Each line that holds the word "scatter" counts once; give the total for the records below and nothing else.

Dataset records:
-- begin --
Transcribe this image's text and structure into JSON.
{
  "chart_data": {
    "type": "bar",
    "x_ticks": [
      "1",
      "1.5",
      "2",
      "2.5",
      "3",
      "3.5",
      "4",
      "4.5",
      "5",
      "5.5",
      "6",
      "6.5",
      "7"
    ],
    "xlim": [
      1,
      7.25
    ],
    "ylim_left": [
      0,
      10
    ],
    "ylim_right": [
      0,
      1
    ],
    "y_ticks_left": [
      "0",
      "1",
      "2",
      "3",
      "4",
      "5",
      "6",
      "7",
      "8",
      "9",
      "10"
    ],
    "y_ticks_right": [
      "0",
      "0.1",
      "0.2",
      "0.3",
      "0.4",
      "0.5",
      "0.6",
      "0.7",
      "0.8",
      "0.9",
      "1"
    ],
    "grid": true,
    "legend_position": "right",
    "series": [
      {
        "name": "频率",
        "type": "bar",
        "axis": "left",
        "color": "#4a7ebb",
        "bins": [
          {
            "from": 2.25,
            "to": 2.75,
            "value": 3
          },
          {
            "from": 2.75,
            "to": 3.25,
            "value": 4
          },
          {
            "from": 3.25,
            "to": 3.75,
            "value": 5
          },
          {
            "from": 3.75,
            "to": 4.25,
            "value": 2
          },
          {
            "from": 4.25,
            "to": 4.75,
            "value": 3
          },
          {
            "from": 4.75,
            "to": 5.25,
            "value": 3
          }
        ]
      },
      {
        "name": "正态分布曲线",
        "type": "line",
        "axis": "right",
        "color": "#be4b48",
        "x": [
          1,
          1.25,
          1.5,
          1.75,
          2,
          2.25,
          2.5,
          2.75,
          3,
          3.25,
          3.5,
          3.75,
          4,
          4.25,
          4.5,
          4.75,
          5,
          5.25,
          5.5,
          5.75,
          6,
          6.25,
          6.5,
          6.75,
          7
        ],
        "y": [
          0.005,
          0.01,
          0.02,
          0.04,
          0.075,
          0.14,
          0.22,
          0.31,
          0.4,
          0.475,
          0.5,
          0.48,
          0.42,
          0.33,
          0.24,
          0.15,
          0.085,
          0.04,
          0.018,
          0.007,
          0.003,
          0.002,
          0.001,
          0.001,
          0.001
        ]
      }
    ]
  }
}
-- end --
-- begin --
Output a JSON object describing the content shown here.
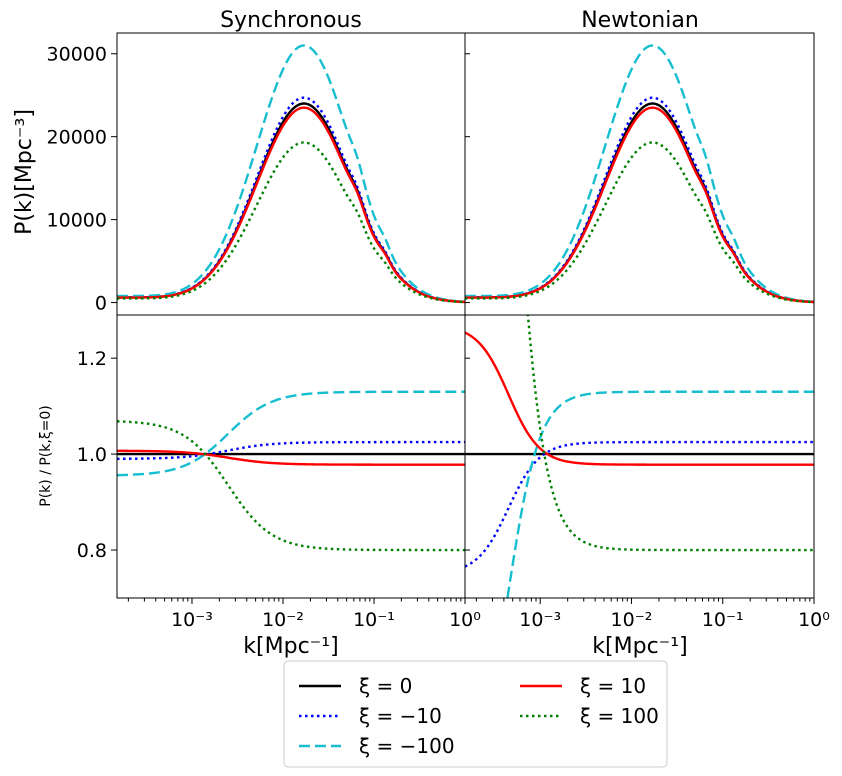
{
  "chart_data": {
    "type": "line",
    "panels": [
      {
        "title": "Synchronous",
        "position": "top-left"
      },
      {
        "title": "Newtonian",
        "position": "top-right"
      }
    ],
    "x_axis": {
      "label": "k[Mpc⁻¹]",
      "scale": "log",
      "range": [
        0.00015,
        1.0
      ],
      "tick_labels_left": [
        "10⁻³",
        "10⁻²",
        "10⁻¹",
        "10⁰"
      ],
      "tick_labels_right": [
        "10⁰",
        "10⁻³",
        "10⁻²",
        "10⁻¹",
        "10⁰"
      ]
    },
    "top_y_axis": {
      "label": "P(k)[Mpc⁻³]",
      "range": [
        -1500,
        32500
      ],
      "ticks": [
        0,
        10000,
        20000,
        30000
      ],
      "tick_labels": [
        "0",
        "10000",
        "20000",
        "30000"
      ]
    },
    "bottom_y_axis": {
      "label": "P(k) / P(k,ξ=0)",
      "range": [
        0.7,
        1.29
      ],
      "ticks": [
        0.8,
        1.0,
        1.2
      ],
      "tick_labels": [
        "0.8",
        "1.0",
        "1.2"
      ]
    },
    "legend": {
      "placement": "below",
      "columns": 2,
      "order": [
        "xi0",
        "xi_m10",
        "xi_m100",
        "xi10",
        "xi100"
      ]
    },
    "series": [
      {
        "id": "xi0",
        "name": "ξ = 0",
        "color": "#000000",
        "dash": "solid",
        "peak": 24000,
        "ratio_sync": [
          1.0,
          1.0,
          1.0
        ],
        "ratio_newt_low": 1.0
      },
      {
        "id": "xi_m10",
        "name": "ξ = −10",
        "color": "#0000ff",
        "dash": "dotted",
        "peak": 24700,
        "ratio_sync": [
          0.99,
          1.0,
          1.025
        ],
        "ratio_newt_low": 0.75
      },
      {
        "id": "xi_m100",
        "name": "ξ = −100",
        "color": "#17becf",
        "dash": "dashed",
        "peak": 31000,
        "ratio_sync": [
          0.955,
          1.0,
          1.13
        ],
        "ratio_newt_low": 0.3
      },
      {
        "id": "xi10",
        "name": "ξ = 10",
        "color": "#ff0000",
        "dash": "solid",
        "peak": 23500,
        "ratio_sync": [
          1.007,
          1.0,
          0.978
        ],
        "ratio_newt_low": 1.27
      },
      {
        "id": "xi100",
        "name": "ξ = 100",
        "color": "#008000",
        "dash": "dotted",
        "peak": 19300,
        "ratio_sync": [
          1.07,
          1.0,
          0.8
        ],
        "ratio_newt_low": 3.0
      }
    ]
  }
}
-- end --
-- begin --
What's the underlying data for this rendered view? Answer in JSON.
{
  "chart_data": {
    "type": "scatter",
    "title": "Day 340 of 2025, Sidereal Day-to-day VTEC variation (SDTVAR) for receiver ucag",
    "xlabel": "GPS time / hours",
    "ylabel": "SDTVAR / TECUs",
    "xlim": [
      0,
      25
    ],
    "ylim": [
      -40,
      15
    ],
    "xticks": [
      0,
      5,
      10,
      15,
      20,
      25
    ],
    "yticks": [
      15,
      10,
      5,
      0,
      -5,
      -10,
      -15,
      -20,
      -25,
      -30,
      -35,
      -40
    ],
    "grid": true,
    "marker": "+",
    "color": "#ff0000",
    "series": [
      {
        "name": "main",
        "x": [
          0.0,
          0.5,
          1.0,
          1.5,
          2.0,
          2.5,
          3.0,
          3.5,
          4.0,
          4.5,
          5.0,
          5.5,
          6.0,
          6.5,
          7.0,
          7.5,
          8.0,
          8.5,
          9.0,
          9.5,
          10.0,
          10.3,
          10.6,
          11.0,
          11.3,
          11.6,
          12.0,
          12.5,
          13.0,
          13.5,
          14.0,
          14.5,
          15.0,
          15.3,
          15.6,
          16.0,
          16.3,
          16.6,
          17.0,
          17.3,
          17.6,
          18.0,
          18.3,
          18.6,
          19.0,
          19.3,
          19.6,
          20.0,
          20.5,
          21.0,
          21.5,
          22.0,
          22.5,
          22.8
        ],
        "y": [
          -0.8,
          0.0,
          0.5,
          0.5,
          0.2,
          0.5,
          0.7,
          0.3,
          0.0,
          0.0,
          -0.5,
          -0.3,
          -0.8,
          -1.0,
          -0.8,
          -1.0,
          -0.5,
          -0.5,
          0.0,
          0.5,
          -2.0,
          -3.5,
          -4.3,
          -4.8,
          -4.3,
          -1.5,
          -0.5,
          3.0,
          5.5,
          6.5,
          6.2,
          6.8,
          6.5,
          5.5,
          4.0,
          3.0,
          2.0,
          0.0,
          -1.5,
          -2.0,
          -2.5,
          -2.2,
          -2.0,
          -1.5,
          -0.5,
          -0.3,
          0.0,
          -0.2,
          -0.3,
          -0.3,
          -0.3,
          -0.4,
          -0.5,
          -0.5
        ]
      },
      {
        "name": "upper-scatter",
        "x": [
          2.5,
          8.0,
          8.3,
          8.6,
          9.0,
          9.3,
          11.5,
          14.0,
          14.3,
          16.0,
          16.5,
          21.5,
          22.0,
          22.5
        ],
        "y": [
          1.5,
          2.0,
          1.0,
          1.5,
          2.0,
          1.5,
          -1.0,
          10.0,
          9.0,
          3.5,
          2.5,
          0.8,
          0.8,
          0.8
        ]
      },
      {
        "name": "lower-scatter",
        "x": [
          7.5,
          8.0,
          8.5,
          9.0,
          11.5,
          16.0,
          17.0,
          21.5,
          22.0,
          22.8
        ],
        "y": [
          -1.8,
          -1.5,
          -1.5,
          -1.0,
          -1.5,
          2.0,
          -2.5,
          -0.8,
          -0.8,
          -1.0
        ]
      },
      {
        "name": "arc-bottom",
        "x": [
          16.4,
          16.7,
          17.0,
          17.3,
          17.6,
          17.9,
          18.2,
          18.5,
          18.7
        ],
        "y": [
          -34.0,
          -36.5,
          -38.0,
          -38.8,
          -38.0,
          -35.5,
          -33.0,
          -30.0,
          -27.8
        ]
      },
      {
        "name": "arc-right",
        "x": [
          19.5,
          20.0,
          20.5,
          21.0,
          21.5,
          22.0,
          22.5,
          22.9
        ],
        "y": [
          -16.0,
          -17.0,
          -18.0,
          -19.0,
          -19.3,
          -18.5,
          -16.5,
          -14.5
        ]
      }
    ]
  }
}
-- end --
THE OUTPUT →
3